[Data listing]
'''

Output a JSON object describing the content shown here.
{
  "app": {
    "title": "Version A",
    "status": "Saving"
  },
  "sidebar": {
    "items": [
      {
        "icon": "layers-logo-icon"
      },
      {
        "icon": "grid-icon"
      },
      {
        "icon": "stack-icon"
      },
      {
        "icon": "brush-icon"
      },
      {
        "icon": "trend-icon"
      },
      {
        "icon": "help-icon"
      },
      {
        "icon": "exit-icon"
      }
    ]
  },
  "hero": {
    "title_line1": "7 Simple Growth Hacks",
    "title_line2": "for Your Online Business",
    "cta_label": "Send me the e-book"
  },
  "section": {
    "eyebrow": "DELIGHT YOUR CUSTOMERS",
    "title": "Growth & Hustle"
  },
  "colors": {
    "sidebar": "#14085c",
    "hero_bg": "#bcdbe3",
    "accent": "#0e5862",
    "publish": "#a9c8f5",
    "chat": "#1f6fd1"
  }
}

'''
'''

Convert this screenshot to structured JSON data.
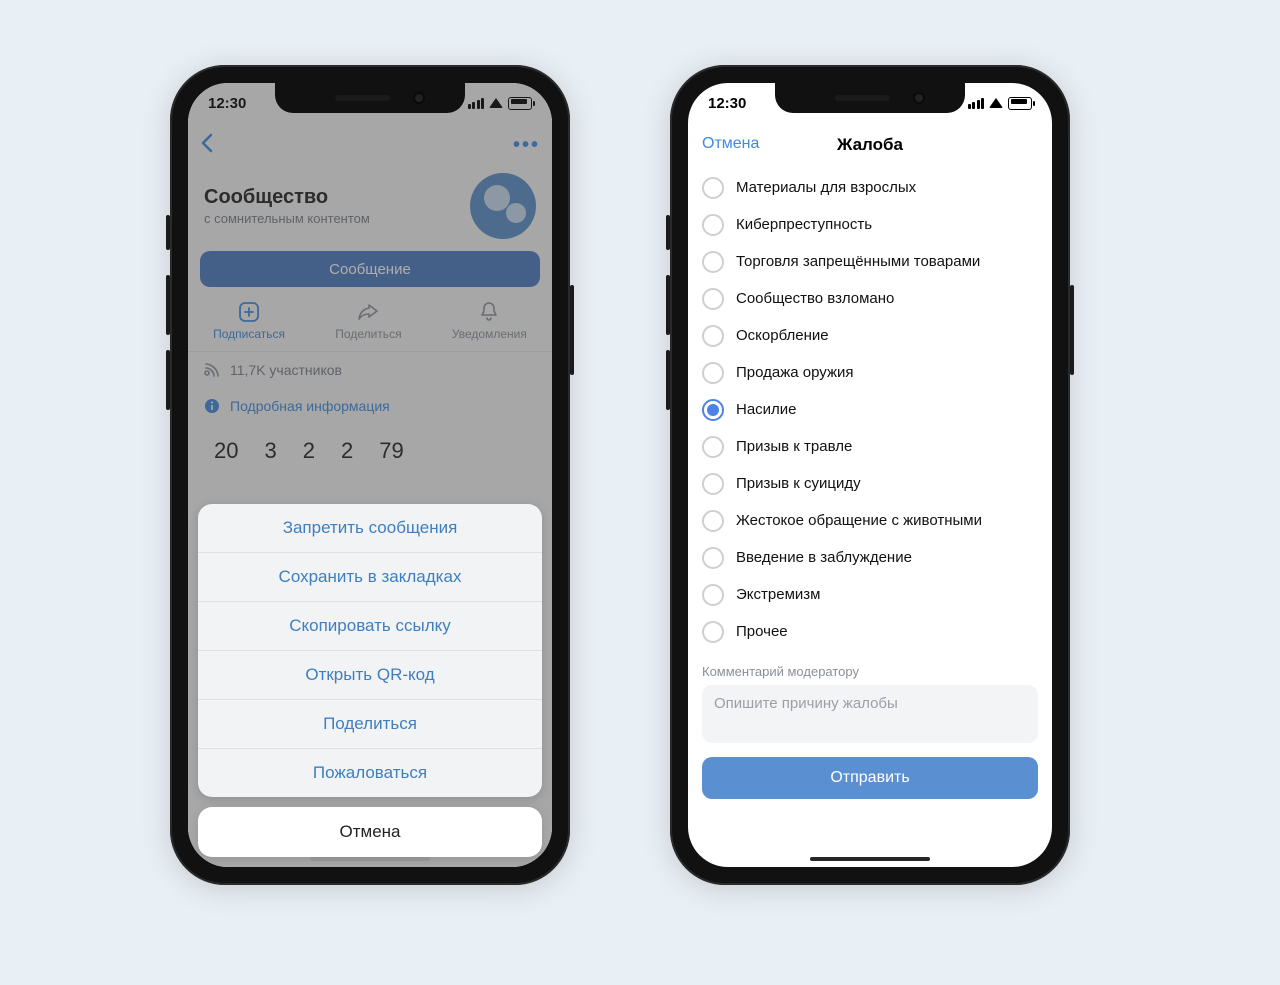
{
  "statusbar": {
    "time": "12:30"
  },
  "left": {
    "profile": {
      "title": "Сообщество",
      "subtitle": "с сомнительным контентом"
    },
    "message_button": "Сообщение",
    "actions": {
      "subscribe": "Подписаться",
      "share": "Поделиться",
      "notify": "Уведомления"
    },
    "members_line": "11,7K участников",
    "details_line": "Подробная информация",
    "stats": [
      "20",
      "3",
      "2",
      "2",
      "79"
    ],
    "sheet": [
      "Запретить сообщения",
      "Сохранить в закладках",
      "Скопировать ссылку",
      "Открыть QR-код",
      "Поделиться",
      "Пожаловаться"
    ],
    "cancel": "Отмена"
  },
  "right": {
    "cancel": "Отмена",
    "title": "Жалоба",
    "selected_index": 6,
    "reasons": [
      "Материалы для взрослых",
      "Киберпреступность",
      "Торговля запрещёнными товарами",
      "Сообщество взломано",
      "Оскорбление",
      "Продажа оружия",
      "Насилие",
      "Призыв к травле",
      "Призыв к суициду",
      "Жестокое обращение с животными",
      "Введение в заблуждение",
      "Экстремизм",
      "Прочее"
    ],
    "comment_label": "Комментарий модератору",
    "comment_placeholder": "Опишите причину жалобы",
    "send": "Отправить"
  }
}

'''

● TASK REQUIREMENTS
Identify lines with the string "icon". Copy each one.

● THE RESPONSE
        "icon": "layers-logo-icon"
        "icon": "grid-icon"
        "icon": "stack-icon"
        "icon": "brush-icon"
        "icon": "trend-icon"
        "icon": "help-icon"
        "icon": "exit-icon"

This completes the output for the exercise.